■ **EXERCISE**
Examine each line of the data. Copy those that contain the string "WANT".

■ **INPUT MATERIAL**
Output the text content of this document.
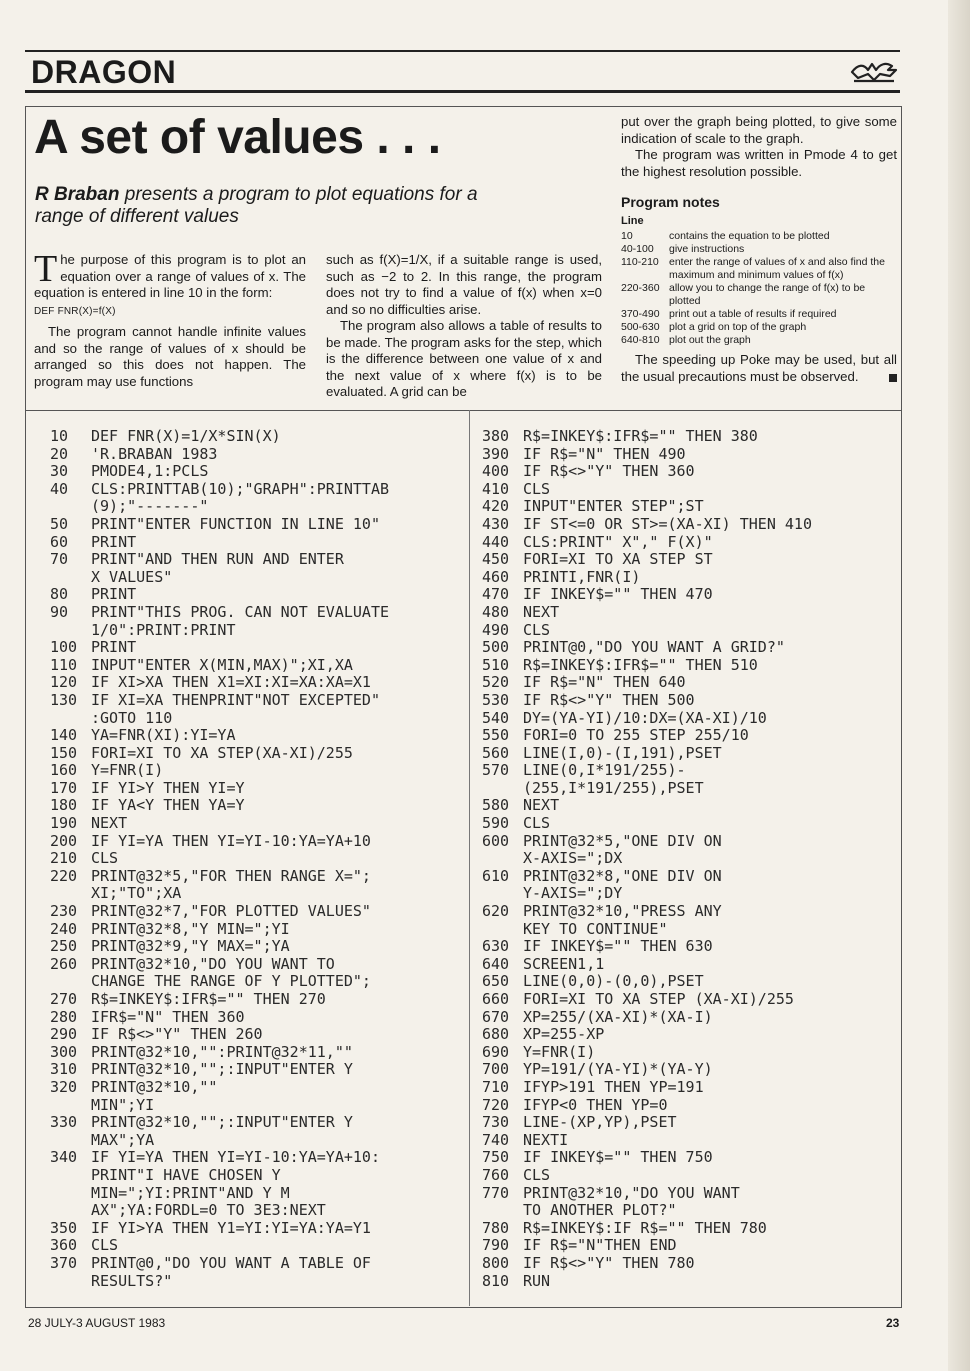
DRAGON
A set of values . . .
R Braban presents a program to plot equations for a range of different values

The purpose of this program is to plot an equation over a range of values of x. The equation is entered in line 10 in the form:

DEF FNR(X)=f(X)

The program cannot handle infinite values and so the range of values of x should be arranged so this does not happen. The program may use functions

such as f(X)=1/X, if a suitable range is used, such as −2 to 2. In this range, the program does not try to find a value of f(x) when x=0 and so no difficulties arise.

The program also allows a table of results to be made. The program asks for the step, which is the difference between one value of x and the next value of x where f(x) is to be evaluated. A grid can be

put over the graph being plotted, to give some indication of scale to the graph.

The program was written in Pmode 4 to get the highest resolution possible.

Program notes
Line
10	contains the equation to be plotted
40-100	give instructions
110-210 enter the range of values of x and also find the maximum and minimum values of f(x)
220-360 allow you to change the range of f(x) to be plotted
370-490 print out a table of results if required
500-630 plot a grid on top of the graph
640-810 plot out the graph

The speeding up Poke may be used, but all the usual precautions must be observed.

10	DEF FNR(X)=1/X*SIN(X)
20	'R.BRABAN 1983
30	PMODE4,1:PCLS
40	CLS:PRINTTAB(10);"GRAPH":PRINTTAB
(9);"-------"
50	PRINT"ENTER FUNCTION IN LINE 10"
60	PRINT
70	PRINT"AND THEN RUN AND ENTER
X VALUES"
80	PRINT
90	PRINT"THIS PROG. CAN NOT EVALUATE
1/0":PRINT:PRINT
100 PRINT
110 INPUT"ENTER X(MIN,MAX)";XI,XA
120 IF XI>XA THEN X1=XI:XI=XA:XA=X1
130 IF XI=XA THENPRINT"NOT EXCEPTED"
:GOTO 110
140 YA=FNR(XI):YI=YA
150 FORI=XI TO XA STEP(XA-XI)/255
160 Y=FNR(I)
170 IF YI>Y THEN YI=Y
180 IF YA<Y THEN YA=Y
190 NEXT
200 IF YI=YA THEN YI=YI-10:YA=YA+10
210 CLS
220 PRINT@32*5,"FOR THEN RANGE X=";
XI;"TO";XA
230 PRINT@32*7,"FOR PLOTTED VALUES"
240 PRINT@32*8,"Y MIN=";YI
250 PRINT@32*9,"Y MAX=";YA
260 PRINT@32*10,"DO YOU WANT TO
CHANGE THE RANGE OF Y PLOTTED";
270 R$=INKEY$:IFR$="" THEN 270
280 IFR$="N" THEN 360
290 IF R$<>"Y" THEN 260
300 PRINT@32*10,"":PRINT@32*11,""
310 PRINT@32*10,"";:INPUT"ENTER Y
320 PRINT@32*10,""
MIN";YI
330 PRINT@32*10,"";:INPUT"ENTER Y
MAX";YA
340 IF YI=YA THEN YI=YI-10:YA=YA+10:
PRINT"I HAVE CHOSEN Y
MIN=";YI:PRINT"AND Y M
AX";YA:FORDL=0 TO 3E3:NEXT
350 IF YI>YA THEN Y1=YI:YI=YA:YA=Y1
360 CLS
370 PRINT@0,"DO YOU WANT A TABLE OF
RESULTS?"
380 R$=INKEY$:IFR$="" THEN 380
390 IF R$="N" THEN 490
400 IF R$<>"Y" THEN 360
410 CLS
420 INPUT"ENTER STEP";ST
430 IF ST<=0 OR ST>=(XA-XI) THEN 410
440 CLS:PRINT" X"," F(X)"
450 FORI=XI TO XA STEP ST
460 PRINTI,FNR(I)
470 IF INKEY$="" THEN 470
480 NEXT
490 CLS
500 PRINT@0,"DO YOU WANT A GRID?"
510 R$=INKEY$:IFR$="" THEN 510
520 IF R$="N" THEN 640
530 IF R$<>"Y" THEN 500
540 DY=(YA-YI)/10:DX=(XA-XI)/10
550 FORI=0 TO 255 STEP 255/10
560 LINE(I,0)-(I,191),PSET
570 LINE(0,I*191/255)-
(255,I*191/255),PSET
580 NEXT
590 CLS
600 PRINT@32*5,"ONE DIV ON
X-AXIS=";DX
610 PRINT@32*8,"ONE DIV ON
Y-AXIS=";DY
620 PRINT@32*10,"PRESS ANY
KEY TO CONTINUE"
630 IF INKEY$="" THEN 630
640 SCREEN1,1
650 LINE(0,0)-(0,0),PSET
660 FORI=XI TO XA STEP (XA-XI)/255
670 XP=255/(XA-XI)*(XA-I)
680 XP=255-XP
690 Y=FNR(I)
700 YP=191/(YA-YI)*(YA-Y)
710 IFYP>191 THEN YP=191
720 IFYP<0 THEN YP=0
730 LINE-(XP,YP),PSET
740 NEXTI
750 IF INKEY$="" THEN 750
760 CLS
770 PRINT@32*10,"DO YOU WANT
TO ANOTHER PLOT?"
780 R$=INKEY$:IF R$="" THEN 780
790 IF R$="N"THEN END
800 IF R$<>"Y" THEN 780
810 RUN
28 JULY-3 AUGUST 1983	23
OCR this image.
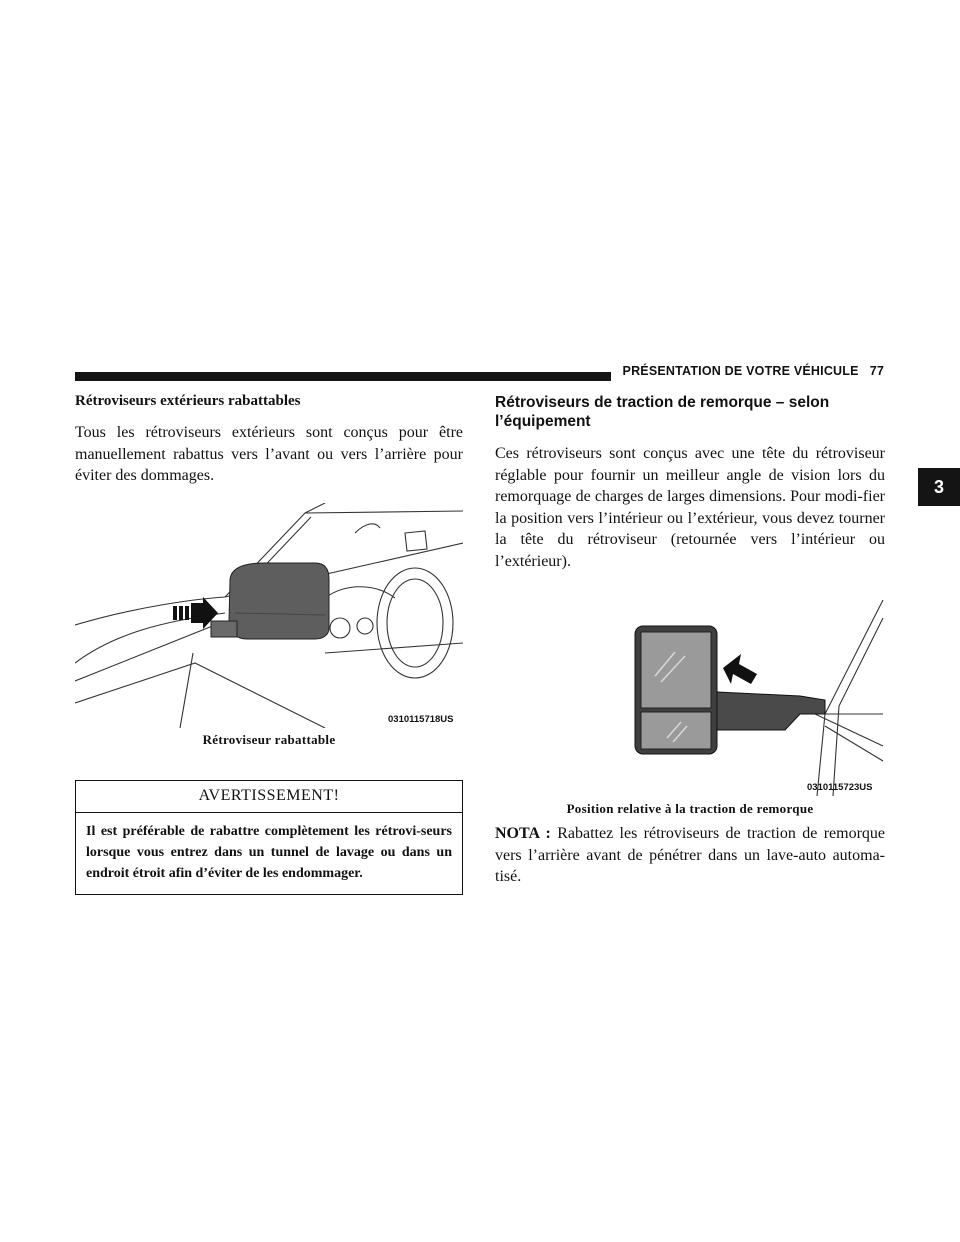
PRÉSENTATION DE VOTRE VÉHICULE 77
3
Rétroviseurs extérieurs rabattables

Tous les rétroviseurs extérieurs sont conçus pour être manuellement rabattus vers l’avant ou vers l’arrière pour éviter des dommages.

0310115718US
Rétroviseur rabattable
AVERTISSEMENT!
Il est préférable de rabattre complètement les rétrovi-seurs lorsque vous entrez dans un tunnel de lavage ou dans un endroit étroit afin d’éviter de les endommager.
Rétroviseurs de traction de remorque – selon l’équipement

Ces rétroviseurs sont conçus avec une tête du rétroviseur réglable pour fournir un meilleur angle de vision lors du remorquage de charges de larges dimensions. Pour modi-fier la position vers l’intérieur ou l’extérieur, vous devez tourner la tête du rétroviseur (retournée vers l’intérieur ou l’extérieur).

0310115723US
Position relative à la traction de remorque

NOTA : Rabattez les rétroviseurs de traction de remorque vers l’arrière avant de pénétrer dans un lave-auto automa-tisé.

■ **COMPLETE RESPONSE**
260 PRINT@32*10,"DO YOU WANT TO
370 PRINT@0,"DO YOU WANT A TABLE OF
500 PRINT@0,"DO YOU WANT A GRID?"
770 PRINT@32*10,"DO YOU WANT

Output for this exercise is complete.